— START Exercise input —

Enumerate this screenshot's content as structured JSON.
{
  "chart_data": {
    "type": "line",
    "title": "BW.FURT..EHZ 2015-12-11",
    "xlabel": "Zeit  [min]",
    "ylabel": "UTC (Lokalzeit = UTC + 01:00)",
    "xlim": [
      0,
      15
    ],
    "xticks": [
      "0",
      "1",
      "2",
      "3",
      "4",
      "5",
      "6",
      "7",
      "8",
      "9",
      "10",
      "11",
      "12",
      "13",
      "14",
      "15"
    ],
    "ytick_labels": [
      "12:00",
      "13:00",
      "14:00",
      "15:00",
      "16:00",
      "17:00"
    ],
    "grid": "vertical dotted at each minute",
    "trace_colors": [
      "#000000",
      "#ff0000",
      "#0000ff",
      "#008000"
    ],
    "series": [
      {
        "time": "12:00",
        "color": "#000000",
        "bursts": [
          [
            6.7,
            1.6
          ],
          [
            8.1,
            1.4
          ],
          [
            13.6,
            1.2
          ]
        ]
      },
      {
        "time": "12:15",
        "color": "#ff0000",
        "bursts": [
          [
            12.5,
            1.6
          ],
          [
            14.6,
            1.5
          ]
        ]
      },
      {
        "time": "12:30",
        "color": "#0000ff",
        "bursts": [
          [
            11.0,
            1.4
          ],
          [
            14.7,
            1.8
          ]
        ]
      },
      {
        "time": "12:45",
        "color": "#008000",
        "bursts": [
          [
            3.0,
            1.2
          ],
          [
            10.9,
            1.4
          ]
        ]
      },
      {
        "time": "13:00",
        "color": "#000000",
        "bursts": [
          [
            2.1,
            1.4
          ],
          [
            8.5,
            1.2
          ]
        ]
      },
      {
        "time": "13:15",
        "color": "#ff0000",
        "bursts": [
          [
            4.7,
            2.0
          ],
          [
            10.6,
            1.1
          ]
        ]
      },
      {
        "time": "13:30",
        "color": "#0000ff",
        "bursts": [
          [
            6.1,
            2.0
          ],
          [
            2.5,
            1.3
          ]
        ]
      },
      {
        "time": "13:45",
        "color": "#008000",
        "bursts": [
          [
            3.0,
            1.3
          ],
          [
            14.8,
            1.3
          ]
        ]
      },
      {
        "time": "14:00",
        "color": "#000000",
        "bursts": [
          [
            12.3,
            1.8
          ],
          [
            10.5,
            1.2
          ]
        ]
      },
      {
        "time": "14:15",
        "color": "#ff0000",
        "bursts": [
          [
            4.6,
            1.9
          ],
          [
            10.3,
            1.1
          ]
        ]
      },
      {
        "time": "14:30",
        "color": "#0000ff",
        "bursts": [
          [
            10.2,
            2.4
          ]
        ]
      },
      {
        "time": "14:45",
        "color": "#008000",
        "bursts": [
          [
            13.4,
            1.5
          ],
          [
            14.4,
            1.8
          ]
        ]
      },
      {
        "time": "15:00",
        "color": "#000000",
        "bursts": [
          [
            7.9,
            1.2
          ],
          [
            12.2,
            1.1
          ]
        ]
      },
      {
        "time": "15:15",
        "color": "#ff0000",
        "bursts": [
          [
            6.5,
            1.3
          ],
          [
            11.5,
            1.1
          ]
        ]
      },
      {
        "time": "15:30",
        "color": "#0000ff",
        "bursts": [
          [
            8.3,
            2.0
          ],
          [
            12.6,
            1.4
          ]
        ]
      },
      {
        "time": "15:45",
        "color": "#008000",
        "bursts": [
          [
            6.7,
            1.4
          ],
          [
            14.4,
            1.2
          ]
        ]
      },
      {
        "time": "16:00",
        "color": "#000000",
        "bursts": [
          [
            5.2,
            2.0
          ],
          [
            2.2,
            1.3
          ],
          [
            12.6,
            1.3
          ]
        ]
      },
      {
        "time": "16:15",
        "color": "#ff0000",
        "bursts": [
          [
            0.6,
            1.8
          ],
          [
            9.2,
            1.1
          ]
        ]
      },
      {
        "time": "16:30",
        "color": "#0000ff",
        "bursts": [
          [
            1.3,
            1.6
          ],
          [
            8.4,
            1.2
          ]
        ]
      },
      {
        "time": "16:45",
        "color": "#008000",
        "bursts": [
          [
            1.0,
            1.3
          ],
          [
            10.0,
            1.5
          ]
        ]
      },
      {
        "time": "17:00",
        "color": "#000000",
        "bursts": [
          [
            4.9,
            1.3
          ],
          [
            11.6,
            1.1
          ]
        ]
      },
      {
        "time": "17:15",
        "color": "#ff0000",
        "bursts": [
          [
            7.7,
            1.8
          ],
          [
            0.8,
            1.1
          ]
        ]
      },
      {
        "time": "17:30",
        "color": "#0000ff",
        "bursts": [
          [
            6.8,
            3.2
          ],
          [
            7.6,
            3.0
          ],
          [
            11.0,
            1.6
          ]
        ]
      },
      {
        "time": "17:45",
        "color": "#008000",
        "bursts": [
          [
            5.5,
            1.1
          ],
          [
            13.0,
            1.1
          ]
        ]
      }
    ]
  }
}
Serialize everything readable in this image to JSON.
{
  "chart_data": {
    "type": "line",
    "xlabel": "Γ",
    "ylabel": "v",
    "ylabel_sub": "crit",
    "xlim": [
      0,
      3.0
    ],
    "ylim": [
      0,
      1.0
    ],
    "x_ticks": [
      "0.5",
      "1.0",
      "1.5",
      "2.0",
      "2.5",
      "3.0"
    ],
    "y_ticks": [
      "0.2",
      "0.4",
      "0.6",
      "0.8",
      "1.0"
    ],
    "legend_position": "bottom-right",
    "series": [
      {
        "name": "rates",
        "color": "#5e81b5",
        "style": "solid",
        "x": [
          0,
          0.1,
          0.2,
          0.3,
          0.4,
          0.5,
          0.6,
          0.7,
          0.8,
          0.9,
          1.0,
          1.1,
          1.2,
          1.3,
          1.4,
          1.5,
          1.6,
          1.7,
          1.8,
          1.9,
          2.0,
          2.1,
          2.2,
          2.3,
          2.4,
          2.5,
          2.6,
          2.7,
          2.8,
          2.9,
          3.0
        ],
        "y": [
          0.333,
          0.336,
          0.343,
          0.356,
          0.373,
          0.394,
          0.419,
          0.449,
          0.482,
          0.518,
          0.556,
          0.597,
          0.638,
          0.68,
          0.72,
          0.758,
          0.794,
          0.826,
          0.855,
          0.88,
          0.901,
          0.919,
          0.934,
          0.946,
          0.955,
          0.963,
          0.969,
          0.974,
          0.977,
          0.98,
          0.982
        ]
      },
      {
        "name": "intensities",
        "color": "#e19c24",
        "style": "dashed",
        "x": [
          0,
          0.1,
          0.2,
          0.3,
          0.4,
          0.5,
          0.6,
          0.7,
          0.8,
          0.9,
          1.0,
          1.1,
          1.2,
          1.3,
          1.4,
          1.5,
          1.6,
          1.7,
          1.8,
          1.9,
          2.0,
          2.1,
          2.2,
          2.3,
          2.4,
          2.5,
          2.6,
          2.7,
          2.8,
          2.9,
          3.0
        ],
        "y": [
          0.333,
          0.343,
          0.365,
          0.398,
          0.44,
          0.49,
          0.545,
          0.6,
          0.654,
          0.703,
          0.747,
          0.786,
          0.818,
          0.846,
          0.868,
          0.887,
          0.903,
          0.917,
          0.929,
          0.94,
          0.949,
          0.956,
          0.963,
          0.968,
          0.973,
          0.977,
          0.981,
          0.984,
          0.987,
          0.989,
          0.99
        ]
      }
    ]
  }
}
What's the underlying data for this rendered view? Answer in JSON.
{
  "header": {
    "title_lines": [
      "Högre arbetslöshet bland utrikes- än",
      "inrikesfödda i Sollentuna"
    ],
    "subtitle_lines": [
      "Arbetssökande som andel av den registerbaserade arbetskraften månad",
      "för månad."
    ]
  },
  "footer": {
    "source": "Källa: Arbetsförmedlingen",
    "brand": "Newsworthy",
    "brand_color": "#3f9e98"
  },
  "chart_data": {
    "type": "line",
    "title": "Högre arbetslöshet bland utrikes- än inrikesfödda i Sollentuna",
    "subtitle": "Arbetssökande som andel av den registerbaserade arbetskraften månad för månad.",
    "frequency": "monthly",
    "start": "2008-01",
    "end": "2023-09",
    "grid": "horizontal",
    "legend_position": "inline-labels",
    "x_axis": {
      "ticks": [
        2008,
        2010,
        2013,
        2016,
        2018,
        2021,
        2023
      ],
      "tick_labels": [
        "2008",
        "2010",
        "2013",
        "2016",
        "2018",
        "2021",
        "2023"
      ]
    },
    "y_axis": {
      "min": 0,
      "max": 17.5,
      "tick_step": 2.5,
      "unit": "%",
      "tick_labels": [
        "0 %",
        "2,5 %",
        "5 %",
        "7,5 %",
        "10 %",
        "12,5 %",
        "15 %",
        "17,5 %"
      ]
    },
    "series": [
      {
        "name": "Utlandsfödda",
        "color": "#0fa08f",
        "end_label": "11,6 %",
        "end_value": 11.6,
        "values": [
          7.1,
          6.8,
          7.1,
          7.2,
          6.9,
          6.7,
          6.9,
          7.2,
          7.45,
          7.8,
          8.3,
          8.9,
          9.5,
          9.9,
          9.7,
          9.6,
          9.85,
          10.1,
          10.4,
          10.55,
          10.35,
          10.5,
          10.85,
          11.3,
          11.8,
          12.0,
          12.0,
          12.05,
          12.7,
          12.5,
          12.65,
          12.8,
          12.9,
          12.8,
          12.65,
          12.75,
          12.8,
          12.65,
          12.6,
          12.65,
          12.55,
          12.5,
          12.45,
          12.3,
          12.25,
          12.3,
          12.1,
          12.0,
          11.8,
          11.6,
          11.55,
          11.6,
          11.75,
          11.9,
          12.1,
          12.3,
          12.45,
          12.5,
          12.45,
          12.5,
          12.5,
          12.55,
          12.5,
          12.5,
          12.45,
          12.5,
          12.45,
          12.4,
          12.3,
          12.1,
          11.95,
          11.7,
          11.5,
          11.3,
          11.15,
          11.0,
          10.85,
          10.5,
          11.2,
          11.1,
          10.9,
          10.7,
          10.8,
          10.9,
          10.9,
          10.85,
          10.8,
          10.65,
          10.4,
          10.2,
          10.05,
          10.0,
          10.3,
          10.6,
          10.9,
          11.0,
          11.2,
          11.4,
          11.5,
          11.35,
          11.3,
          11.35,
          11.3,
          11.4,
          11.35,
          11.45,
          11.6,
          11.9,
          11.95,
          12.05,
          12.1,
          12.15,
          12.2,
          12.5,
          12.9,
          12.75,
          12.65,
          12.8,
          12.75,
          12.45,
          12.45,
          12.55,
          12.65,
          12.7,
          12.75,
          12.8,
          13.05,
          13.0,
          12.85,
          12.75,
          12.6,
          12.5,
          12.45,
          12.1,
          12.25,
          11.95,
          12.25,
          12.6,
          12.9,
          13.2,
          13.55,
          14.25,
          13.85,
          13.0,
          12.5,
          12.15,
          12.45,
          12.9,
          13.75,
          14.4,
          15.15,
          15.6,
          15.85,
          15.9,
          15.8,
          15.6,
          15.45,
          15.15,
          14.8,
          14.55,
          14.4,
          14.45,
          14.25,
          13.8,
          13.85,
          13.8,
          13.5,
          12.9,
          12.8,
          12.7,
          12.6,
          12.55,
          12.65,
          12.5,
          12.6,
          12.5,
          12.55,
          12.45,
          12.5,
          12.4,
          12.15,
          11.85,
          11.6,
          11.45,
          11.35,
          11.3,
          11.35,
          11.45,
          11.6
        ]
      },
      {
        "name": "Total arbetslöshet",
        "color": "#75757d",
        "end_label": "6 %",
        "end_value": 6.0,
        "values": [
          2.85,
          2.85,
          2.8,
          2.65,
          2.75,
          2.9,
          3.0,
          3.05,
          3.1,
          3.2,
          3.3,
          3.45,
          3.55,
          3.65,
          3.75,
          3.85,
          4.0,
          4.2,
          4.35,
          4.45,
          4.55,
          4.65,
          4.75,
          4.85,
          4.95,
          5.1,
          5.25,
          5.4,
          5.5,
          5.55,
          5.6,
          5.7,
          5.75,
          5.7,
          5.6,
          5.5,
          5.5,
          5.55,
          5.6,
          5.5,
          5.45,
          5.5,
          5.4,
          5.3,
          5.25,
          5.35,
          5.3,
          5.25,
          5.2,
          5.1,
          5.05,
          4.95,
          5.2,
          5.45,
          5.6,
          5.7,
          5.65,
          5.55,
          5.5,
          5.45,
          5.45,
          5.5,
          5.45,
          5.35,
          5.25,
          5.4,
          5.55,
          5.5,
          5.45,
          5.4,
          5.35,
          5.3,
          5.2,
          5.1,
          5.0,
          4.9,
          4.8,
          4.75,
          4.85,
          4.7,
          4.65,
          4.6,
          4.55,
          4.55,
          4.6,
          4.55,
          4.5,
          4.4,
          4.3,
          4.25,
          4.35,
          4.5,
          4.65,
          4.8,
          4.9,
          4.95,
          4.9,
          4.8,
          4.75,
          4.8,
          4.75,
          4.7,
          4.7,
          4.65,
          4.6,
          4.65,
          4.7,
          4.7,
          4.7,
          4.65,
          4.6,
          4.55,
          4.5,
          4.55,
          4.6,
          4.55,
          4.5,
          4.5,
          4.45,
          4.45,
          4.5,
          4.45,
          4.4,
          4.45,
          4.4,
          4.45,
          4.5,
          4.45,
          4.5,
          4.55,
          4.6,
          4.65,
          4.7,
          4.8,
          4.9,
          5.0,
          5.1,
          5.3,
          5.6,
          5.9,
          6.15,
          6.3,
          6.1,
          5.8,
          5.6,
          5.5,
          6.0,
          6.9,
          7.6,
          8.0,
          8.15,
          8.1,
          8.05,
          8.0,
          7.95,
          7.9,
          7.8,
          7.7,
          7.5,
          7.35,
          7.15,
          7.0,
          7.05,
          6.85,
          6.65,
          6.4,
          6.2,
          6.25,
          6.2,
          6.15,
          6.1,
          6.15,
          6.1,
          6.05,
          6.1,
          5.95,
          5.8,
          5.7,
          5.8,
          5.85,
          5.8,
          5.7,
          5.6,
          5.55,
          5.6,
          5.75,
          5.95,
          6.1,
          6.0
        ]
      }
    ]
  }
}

— END Exercise input —

> **Given request**: Report how many lines in the records hold the word "utrikes", giving the number and nothing else.

> **Output**: 2